Wherever the word "from" shows up in a line, please copy that line.

(Dataset listings of figures)

┄┄┄┄┄┄┄┄┄┄

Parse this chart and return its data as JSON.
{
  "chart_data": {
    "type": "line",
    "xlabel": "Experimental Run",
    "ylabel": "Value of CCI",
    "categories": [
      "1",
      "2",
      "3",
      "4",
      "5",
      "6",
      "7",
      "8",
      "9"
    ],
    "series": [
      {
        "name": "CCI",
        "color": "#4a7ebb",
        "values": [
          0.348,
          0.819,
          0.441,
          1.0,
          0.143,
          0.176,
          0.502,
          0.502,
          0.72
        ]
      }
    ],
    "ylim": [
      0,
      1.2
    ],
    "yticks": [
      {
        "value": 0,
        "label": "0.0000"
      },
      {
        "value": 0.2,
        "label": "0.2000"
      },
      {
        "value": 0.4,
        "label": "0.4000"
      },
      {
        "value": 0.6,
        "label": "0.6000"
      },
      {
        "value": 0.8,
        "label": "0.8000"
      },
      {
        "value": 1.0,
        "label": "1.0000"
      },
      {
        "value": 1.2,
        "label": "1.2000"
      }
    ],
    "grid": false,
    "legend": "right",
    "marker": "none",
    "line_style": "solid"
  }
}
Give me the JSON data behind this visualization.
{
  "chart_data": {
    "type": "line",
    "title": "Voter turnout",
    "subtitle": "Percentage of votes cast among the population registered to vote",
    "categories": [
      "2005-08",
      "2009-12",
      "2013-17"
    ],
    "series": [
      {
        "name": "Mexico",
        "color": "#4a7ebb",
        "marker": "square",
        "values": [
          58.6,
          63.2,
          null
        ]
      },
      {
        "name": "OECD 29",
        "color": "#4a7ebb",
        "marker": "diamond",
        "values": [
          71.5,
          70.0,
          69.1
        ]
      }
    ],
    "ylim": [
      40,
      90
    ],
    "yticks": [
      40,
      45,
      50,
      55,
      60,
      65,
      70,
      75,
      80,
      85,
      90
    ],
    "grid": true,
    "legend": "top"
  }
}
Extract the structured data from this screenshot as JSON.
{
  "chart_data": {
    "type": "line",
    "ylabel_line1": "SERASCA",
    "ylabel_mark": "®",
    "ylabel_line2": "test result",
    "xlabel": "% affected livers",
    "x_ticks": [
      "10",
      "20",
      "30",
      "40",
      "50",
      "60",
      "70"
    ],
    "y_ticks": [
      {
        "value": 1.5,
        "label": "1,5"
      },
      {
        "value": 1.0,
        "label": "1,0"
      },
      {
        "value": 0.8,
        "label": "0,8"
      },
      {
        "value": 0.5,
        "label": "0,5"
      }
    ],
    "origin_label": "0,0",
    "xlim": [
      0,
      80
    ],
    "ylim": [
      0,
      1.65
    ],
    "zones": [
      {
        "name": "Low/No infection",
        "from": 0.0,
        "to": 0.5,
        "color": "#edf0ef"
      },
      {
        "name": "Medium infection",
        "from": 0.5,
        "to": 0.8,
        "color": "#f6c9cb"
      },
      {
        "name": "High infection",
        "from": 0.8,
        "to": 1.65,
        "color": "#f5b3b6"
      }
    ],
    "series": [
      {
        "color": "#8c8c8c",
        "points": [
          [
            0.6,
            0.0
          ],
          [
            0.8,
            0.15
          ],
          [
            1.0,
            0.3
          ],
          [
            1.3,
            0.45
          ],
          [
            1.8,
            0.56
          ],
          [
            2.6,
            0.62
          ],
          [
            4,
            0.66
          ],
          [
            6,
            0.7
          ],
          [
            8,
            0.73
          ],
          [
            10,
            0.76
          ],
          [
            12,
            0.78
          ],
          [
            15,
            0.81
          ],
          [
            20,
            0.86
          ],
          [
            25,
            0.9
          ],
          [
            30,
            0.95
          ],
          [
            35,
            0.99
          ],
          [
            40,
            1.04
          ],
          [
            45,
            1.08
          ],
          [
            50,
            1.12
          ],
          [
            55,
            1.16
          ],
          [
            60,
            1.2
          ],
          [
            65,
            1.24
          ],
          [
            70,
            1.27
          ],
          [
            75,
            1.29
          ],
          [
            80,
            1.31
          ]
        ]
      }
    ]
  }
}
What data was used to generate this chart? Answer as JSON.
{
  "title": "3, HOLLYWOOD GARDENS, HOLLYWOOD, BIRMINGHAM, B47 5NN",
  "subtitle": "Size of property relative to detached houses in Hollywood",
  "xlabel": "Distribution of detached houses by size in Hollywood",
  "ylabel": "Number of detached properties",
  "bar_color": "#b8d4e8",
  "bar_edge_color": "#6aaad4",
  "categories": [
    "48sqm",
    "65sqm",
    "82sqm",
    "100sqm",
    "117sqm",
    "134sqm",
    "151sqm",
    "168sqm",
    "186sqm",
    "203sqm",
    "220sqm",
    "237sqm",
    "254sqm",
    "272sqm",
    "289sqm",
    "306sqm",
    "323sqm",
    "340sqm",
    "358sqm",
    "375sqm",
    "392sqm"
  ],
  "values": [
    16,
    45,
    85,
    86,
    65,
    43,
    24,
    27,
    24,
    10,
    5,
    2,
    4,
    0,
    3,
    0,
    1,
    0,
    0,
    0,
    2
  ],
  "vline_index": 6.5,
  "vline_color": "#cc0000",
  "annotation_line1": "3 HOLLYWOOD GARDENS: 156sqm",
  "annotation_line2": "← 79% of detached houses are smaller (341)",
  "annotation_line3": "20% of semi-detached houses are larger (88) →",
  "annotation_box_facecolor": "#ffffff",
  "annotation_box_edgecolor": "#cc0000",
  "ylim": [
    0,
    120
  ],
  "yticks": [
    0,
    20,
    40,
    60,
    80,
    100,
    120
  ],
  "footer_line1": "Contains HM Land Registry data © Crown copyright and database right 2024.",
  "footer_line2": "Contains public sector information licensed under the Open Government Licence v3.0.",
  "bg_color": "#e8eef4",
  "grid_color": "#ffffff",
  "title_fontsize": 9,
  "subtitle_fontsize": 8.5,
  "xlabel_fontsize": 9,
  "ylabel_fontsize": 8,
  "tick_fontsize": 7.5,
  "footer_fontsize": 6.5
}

┄┄┄┄┄┄┄┄┄┄

= REPLY =
Extract the structured data from this screenshot as JSON.
        "from": 0.0,
        "from": 0.5,
        "from": 0.8,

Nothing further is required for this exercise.